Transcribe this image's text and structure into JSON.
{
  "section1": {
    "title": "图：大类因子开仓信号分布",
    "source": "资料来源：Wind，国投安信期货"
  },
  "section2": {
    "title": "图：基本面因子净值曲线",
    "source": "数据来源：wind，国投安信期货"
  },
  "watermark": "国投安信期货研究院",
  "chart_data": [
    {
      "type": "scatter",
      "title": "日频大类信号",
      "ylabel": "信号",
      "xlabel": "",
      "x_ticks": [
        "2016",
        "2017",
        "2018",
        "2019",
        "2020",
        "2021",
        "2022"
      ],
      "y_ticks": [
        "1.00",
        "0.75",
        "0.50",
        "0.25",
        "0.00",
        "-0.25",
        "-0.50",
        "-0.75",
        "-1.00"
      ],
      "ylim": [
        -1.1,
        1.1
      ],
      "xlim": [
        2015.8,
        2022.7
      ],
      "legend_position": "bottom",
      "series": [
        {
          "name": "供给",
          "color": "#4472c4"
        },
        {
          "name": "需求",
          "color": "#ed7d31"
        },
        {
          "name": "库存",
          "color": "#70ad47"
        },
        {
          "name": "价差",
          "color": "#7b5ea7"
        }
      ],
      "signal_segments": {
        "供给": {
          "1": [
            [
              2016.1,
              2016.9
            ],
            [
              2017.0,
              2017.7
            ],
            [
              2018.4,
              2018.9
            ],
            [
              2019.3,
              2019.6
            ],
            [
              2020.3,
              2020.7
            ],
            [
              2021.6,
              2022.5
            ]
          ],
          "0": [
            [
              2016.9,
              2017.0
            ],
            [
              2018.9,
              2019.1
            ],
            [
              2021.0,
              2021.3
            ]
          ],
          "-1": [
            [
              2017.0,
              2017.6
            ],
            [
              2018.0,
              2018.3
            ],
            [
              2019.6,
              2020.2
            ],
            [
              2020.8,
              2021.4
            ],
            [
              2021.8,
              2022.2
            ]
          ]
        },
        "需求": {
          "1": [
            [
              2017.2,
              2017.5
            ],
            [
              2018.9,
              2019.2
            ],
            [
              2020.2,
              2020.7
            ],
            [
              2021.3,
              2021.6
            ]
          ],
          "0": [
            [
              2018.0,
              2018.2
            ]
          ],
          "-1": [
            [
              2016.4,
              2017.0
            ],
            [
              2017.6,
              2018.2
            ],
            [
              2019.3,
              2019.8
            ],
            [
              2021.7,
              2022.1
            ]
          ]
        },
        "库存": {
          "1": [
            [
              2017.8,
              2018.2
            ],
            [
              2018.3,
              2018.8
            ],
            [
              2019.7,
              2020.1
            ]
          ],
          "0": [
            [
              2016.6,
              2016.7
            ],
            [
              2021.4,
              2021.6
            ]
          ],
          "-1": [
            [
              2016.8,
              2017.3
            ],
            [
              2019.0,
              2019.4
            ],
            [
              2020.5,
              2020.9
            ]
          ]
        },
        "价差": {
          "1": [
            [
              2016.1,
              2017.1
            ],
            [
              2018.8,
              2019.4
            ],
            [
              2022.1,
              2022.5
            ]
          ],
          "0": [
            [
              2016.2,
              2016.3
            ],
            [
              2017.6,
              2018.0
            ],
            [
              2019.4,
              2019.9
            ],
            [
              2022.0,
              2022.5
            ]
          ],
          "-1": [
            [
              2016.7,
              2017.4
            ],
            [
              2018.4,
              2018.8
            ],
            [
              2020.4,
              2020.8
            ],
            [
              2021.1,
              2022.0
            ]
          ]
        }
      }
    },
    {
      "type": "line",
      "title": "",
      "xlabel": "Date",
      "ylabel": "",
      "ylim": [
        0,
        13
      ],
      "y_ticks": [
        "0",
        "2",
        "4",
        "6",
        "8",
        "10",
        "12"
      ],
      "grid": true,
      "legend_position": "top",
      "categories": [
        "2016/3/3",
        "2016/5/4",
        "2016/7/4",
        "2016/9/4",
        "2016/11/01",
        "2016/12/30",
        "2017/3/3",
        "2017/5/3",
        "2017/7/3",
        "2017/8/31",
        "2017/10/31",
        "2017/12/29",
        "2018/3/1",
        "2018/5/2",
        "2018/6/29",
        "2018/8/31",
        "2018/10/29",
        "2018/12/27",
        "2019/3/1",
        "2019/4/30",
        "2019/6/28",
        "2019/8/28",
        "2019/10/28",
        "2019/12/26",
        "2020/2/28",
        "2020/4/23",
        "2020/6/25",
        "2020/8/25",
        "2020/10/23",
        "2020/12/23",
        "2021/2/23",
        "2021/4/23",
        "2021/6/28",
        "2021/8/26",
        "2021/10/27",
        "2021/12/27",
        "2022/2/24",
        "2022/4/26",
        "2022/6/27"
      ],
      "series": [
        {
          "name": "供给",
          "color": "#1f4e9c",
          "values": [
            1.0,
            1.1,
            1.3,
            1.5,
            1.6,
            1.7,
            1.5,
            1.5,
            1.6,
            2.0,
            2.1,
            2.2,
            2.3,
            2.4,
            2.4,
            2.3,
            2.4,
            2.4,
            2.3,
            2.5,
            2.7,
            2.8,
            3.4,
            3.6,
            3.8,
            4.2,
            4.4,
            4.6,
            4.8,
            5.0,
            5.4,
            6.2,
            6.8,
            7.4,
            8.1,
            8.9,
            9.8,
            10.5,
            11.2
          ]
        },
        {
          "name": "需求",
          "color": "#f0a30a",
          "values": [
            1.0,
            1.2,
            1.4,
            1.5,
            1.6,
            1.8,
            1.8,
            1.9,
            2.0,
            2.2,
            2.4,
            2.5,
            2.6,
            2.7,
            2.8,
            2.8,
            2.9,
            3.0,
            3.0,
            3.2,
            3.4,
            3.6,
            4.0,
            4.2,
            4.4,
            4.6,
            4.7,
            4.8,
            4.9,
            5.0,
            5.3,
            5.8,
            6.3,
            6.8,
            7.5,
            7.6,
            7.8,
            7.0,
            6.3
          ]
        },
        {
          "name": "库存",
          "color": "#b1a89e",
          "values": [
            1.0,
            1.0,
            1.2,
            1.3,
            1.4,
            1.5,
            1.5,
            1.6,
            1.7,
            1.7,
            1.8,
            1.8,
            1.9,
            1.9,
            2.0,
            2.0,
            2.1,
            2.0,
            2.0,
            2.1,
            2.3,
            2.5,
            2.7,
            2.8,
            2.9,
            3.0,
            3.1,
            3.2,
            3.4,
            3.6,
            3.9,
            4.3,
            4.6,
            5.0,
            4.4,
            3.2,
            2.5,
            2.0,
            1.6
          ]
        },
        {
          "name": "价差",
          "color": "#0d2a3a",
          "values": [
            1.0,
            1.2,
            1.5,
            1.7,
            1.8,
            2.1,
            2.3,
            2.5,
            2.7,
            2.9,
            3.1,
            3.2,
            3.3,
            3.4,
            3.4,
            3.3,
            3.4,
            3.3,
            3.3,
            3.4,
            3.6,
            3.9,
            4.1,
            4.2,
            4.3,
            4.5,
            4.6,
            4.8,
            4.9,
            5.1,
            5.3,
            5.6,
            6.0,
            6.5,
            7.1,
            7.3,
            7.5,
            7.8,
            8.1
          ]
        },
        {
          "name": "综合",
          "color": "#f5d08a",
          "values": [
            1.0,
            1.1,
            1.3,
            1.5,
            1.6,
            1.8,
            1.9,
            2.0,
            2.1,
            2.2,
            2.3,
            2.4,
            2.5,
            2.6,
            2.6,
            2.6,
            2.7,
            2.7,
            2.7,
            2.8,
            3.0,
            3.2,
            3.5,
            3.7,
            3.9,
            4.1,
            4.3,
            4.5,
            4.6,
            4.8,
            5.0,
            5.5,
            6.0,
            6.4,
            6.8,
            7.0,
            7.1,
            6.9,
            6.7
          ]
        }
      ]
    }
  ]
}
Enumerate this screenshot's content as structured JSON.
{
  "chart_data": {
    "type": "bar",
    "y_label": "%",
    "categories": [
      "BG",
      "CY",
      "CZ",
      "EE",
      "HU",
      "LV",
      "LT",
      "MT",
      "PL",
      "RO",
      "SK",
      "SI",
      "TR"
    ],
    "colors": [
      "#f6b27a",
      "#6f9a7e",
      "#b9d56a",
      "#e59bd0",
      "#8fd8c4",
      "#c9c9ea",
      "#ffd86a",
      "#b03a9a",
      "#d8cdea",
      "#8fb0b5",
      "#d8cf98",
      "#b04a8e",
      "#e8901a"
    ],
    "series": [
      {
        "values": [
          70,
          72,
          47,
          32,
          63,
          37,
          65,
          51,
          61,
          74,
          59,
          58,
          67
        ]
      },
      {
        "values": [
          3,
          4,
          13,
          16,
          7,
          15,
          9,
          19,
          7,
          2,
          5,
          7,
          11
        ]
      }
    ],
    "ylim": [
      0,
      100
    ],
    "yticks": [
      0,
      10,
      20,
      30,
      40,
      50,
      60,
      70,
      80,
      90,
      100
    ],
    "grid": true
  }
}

::::

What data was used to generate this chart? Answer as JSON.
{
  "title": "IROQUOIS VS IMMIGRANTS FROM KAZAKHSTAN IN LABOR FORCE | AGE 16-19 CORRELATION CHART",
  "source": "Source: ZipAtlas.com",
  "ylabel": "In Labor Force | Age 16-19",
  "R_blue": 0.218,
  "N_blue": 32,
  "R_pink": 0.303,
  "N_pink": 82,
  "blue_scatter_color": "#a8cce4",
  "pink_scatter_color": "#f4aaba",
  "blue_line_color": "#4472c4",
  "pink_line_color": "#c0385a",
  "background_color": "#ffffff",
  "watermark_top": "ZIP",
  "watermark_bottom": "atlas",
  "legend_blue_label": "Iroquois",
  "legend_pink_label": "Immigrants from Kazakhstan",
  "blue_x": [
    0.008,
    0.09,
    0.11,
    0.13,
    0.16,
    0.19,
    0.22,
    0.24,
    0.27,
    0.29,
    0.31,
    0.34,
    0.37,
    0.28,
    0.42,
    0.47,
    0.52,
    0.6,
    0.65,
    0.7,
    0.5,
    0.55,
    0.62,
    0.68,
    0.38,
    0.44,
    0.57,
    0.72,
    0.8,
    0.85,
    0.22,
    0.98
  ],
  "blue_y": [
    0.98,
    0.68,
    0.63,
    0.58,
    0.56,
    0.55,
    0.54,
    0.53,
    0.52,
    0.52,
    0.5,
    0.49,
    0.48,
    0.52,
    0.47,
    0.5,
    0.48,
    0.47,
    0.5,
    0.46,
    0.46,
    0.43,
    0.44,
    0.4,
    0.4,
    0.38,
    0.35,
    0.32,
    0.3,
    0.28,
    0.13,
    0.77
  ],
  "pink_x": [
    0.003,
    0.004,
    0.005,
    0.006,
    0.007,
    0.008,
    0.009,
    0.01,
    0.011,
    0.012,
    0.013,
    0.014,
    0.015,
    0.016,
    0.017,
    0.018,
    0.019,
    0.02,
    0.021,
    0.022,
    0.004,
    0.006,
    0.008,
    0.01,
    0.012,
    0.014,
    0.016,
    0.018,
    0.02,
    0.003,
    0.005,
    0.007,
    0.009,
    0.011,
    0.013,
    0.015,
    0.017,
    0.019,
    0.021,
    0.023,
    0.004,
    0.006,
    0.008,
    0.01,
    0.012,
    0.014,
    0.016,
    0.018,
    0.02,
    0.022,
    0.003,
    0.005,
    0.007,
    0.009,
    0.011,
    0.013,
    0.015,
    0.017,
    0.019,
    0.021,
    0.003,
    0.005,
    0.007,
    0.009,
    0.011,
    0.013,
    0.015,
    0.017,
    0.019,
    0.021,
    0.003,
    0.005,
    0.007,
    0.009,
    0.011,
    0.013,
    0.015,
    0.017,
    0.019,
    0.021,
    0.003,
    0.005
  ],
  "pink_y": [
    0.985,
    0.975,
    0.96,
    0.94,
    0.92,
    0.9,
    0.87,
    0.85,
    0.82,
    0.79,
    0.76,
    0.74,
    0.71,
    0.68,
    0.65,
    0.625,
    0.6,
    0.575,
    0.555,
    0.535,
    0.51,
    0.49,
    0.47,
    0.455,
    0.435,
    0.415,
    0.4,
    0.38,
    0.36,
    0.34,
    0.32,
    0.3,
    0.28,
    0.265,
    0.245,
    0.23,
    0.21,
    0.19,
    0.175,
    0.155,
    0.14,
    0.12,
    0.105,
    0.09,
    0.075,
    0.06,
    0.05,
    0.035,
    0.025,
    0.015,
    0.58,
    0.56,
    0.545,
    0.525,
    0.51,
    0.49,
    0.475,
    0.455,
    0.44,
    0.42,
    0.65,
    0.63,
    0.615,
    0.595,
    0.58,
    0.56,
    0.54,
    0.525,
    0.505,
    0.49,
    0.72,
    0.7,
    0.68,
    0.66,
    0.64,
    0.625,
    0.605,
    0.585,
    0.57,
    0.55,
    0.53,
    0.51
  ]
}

::::

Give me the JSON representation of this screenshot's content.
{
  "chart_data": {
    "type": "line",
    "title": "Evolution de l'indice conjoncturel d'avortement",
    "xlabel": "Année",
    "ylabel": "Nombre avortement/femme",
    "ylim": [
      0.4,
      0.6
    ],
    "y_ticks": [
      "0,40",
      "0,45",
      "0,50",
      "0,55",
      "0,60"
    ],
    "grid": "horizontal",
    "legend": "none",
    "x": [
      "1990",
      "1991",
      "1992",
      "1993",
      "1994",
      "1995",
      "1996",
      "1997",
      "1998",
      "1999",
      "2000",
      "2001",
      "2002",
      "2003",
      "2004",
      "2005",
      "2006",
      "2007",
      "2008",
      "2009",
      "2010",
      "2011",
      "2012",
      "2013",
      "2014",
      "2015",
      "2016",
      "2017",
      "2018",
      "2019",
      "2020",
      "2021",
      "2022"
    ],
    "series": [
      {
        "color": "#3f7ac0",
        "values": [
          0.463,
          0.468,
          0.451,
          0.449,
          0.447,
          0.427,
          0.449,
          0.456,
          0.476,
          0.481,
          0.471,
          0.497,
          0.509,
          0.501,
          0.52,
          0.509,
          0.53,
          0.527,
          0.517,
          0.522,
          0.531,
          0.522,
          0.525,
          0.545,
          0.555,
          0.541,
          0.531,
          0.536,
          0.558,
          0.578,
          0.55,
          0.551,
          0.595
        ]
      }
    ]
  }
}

::::

→ **Description of the task**: Of the lines in this material, state how many hold the string "source". Write no other words.

→ **Right answer**: 3